> [TASK PROMPT] Which lines hold the word "stylish"? Copy each one.

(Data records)
************
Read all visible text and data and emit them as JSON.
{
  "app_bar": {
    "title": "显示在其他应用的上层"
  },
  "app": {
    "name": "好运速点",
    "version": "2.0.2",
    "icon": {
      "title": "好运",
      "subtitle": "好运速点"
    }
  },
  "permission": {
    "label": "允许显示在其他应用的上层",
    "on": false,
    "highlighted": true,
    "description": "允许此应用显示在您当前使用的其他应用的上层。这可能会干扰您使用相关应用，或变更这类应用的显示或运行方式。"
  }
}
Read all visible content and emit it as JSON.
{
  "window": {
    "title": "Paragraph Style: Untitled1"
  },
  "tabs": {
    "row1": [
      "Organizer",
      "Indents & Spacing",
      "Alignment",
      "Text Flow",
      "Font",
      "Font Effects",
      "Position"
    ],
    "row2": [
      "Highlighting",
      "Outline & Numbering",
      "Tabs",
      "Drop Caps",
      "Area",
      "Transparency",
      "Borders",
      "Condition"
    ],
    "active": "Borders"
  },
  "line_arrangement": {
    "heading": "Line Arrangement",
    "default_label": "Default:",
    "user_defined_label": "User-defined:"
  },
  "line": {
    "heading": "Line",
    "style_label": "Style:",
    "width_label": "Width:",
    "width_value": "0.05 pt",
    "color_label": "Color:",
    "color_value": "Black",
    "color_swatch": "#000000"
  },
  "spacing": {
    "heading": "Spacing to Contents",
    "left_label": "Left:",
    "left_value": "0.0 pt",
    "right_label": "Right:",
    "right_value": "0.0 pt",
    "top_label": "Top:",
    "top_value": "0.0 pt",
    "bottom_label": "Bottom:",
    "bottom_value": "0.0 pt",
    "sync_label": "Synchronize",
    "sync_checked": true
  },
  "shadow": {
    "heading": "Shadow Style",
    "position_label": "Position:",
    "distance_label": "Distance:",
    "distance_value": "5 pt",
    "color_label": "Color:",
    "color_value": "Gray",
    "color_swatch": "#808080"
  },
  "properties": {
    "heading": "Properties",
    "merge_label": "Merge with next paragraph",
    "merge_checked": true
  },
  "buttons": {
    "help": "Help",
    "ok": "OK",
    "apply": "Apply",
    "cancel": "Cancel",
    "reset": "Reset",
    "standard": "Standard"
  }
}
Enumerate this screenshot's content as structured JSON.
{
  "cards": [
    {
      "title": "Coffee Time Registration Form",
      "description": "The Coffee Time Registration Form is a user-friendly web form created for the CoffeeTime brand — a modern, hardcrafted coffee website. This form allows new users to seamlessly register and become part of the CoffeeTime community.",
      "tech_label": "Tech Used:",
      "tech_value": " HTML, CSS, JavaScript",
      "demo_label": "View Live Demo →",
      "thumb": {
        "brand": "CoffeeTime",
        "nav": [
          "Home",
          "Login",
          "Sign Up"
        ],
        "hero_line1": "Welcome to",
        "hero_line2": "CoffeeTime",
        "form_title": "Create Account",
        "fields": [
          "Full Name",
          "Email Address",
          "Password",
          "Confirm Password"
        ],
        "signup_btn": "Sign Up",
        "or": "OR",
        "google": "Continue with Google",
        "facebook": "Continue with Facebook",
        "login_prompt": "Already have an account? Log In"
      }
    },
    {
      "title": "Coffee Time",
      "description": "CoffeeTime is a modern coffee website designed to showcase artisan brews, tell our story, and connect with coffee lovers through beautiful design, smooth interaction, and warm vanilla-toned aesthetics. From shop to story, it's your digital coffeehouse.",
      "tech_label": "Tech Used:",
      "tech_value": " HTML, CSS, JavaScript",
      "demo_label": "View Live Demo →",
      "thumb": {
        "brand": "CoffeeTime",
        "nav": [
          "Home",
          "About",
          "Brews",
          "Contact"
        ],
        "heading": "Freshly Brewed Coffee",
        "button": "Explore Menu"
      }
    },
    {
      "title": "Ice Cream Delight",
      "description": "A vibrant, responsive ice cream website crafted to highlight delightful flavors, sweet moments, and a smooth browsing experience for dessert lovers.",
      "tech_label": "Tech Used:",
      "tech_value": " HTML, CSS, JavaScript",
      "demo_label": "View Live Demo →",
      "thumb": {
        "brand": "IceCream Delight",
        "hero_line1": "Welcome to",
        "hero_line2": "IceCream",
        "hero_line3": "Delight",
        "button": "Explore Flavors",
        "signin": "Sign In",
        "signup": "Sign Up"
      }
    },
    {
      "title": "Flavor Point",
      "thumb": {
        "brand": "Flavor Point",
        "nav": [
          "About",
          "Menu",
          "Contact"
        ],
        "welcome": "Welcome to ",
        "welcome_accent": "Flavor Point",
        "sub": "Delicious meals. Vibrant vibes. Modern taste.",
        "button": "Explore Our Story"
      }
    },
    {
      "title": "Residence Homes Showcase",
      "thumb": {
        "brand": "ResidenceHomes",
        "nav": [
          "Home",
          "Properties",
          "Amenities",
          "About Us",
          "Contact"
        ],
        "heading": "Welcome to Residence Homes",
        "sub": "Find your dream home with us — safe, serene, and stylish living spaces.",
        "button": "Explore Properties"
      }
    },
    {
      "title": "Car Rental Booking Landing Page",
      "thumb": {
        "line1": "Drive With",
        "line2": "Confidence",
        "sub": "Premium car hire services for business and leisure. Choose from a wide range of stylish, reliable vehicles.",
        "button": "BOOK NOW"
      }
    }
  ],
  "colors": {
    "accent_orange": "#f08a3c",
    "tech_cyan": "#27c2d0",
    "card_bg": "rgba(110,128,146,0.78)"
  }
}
************
> [FULL OUTPUT]
        "sub": "Find your dream home with us — safe, serene, and stylish living spaces.",
        "sub": "Premium car hire services for business and leisure. Choose from a wide range of stylish, reliable vehicles.",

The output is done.